Everything from the line containing "Give me the" to the final line of the records below should be given again exactly, and nothing else.

## Exercise materials:
□ □ □ □ □

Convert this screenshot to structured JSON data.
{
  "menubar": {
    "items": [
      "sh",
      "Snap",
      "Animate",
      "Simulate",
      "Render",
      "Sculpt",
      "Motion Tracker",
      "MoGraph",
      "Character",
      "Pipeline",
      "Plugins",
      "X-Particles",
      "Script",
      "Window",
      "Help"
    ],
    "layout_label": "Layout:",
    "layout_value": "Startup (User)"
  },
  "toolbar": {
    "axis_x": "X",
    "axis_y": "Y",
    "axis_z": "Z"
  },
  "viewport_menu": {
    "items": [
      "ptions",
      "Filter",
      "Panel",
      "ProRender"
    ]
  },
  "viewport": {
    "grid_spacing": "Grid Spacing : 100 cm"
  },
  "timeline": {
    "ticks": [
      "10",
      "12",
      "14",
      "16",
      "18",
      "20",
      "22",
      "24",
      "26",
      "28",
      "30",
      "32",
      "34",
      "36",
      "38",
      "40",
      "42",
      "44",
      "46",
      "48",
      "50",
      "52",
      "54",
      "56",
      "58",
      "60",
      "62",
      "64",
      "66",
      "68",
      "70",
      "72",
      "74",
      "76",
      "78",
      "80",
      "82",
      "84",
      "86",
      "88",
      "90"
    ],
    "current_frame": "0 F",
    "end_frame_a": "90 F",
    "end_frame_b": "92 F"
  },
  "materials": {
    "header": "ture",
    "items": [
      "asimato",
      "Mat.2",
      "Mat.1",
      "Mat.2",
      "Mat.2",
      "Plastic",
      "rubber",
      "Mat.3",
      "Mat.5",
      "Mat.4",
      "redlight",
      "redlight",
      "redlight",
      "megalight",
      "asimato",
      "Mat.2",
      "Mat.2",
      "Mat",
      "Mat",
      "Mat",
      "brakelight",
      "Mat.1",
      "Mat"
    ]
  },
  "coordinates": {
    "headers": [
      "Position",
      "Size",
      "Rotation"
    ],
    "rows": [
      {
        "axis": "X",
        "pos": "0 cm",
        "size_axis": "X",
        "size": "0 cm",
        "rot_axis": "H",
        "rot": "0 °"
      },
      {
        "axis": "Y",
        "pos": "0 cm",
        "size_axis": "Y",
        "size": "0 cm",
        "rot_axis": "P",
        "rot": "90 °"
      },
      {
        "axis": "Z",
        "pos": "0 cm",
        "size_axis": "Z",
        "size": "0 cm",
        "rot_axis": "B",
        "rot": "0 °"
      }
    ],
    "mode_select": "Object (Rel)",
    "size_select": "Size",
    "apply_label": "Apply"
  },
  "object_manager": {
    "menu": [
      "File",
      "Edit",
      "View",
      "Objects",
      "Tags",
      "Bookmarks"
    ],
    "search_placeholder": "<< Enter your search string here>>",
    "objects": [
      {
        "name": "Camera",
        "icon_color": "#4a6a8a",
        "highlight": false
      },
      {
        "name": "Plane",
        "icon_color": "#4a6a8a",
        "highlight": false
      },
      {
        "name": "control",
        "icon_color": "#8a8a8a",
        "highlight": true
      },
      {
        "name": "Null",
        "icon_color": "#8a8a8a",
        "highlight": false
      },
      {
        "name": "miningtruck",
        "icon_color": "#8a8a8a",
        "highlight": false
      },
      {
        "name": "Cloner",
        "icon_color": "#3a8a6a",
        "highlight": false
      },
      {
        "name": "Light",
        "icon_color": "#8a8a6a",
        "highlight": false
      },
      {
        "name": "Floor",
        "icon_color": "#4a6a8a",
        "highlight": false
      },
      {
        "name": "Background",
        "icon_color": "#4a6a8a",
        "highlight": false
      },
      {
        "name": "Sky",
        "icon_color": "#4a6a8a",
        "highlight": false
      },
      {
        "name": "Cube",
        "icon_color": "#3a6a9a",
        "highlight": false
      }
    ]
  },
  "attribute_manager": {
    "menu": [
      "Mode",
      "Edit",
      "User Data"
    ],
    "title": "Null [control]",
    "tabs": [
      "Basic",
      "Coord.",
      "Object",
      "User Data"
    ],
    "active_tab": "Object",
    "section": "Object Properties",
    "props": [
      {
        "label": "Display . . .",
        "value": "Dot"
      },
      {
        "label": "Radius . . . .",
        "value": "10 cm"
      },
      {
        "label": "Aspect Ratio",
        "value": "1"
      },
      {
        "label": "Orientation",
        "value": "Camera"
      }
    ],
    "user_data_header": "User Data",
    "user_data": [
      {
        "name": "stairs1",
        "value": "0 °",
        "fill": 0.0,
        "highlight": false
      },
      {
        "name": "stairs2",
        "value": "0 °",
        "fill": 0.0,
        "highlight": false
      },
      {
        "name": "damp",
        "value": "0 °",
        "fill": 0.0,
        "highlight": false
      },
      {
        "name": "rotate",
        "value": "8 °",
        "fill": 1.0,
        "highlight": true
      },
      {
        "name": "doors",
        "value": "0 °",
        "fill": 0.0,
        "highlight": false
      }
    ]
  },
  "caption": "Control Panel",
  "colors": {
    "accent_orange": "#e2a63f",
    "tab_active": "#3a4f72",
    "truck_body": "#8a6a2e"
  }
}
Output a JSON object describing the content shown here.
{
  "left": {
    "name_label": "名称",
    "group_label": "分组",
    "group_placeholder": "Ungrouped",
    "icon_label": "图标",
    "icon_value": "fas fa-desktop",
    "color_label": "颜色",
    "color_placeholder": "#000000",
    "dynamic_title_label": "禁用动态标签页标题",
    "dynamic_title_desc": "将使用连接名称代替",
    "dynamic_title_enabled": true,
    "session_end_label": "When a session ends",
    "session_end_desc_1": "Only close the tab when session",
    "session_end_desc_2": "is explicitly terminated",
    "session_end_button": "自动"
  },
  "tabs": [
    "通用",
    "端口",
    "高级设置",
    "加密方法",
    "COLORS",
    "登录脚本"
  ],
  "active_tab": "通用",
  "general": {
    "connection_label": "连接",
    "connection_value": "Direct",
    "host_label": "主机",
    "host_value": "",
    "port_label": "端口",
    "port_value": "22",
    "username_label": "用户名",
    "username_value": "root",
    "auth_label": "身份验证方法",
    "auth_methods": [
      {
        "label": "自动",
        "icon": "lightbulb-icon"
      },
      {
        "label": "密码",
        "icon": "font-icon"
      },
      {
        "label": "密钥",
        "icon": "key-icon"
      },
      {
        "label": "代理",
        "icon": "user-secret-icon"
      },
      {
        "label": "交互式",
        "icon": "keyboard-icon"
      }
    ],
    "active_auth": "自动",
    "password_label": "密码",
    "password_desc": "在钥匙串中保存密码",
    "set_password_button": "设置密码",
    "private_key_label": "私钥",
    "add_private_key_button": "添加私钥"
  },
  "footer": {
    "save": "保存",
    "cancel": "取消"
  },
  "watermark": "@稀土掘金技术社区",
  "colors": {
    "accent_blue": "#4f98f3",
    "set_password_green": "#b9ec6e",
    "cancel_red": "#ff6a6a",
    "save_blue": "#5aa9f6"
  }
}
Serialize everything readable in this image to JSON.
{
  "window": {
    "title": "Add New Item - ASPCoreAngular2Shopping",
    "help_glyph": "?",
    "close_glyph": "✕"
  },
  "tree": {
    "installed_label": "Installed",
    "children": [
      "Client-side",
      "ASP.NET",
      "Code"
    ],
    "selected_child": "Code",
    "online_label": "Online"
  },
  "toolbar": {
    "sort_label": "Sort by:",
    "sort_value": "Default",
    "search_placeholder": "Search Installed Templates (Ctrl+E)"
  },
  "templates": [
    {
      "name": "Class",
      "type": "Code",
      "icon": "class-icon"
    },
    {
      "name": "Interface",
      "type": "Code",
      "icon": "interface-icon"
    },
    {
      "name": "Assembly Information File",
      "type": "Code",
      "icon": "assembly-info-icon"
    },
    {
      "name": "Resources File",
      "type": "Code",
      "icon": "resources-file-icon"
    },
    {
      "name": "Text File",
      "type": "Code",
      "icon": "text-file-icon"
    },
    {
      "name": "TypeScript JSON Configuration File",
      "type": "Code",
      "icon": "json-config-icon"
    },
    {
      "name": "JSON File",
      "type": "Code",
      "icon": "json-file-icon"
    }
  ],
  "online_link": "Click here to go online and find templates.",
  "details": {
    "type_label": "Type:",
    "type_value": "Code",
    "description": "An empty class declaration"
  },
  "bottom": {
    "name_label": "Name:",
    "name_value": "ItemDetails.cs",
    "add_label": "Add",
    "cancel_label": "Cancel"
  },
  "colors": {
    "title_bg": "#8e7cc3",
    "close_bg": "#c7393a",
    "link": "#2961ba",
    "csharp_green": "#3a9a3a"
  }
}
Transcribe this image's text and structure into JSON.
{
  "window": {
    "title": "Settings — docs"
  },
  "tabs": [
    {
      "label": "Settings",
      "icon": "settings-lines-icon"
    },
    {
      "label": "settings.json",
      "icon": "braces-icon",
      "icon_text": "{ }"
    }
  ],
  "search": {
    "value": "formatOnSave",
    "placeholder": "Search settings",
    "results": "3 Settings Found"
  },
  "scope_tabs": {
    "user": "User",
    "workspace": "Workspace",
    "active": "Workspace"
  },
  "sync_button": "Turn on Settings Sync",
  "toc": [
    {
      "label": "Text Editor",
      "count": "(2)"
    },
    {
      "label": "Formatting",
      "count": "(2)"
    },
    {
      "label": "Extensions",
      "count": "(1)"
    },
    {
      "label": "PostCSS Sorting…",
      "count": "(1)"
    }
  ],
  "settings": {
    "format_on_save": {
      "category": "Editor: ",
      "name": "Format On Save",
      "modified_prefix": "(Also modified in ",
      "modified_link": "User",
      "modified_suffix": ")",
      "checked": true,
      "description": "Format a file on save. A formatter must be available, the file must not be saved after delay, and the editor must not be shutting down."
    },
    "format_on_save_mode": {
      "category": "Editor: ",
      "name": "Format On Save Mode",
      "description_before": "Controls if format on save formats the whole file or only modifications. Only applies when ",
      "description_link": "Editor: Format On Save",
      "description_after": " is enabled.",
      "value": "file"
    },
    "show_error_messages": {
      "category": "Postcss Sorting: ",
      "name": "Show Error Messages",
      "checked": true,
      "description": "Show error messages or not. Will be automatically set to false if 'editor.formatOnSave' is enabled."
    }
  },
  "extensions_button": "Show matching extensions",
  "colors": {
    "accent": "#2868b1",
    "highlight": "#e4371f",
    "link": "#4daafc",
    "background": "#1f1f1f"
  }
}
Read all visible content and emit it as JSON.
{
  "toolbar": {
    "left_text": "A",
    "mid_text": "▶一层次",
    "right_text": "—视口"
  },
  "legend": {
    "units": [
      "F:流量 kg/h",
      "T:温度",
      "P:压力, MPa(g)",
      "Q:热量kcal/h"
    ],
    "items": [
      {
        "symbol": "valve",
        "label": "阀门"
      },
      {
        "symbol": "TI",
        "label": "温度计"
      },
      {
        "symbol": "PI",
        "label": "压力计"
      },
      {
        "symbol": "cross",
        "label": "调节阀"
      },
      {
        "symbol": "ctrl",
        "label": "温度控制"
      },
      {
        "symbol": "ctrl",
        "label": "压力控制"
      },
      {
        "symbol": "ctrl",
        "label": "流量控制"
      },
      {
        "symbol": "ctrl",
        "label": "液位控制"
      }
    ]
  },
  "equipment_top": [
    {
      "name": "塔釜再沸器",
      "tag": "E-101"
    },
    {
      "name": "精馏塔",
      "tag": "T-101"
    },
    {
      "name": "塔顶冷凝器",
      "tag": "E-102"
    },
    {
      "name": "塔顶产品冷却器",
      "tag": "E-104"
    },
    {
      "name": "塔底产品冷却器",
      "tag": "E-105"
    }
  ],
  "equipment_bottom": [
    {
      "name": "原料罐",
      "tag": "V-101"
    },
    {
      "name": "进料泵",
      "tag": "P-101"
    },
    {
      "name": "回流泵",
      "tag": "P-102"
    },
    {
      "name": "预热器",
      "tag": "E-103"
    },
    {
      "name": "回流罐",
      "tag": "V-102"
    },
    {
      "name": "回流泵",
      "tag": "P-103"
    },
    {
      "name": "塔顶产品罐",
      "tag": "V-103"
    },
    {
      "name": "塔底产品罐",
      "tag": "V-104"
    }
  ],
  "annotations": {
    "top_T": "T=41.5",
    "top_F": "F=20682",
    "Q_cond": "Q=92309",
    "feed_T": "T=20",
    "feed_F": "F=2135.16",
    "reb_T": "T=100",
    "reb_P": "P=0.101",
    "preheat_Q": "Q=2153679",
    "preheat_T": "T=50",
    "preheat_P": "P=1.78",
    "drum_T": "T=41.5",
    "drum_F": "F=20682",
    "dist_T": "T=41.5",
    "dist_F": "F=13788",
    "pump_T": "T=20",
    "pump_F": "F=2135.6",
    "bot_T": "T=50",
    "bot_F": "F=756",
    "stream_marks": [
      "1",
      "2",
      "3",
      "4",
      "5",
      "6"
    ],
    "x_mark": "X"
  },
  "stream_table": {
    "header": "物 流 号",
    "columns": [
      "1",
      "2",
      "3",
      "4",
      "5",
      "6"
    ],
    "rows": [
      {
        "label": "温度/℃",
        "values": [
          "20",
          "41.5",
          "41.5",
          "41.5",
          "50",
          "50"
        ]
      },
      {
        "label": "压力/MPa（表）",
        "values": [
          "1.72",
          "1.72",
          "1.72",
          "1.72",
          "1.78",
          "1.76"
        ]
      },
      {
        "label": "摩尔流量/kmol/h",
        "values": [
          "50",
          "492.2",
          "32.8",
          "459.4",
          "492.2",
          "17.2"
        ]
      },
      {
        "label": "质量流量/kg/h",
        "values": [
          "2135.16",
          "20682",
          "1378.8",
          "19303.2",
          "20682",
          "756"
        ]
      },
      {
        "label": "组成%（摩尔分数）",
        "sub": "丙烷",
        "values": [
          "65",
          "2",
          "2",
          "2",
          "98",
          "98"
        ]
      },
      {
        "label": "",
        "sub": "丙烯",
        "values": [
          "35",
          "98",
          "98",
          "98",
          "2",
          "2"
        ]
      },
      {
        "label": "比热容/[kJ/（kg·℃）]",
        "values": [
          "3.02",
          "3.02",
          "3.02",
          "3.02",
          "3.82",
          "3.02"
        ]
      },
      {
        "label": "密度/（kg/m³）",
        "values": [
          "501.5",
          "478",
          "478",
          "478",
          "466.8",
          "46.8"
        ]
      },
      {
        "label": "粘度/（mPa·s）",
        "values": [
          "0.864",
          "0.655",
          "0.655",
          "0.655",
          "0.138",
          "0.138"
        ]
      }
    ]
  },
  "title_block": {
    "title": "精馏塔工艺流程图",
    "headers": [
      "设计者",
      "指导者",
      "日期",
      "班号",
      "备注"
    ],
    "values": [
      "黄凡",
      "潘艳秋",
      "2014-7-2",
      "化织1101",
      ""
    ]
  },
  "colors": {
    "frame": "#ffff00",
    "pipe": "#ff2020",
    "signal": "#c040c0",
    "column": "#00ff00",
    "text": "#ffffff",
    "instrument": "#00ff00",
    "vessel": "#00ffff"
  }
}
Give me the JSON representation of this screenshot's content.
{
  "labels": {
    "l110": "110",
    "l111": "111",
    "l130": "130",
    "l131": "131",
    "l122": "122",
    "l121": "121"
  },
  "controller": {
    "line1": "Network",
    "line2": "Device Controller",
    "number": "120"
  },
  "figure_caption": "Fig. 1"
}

□ □ □ □ □

## Answer in full:
Give me the JSON representation of this screenshot's content.
{
  "labels": {
    "l110": "110",
    "l111": "111",
    "l130": "130",
    "l131": "131",
    "l122": "122",
    "l121": "121"
  },
  "controller": {
    "line1": "Network",
    "line2": "Device Controller",
    "number": "120"
  },
  "figure_caption": "Fig. 1"
}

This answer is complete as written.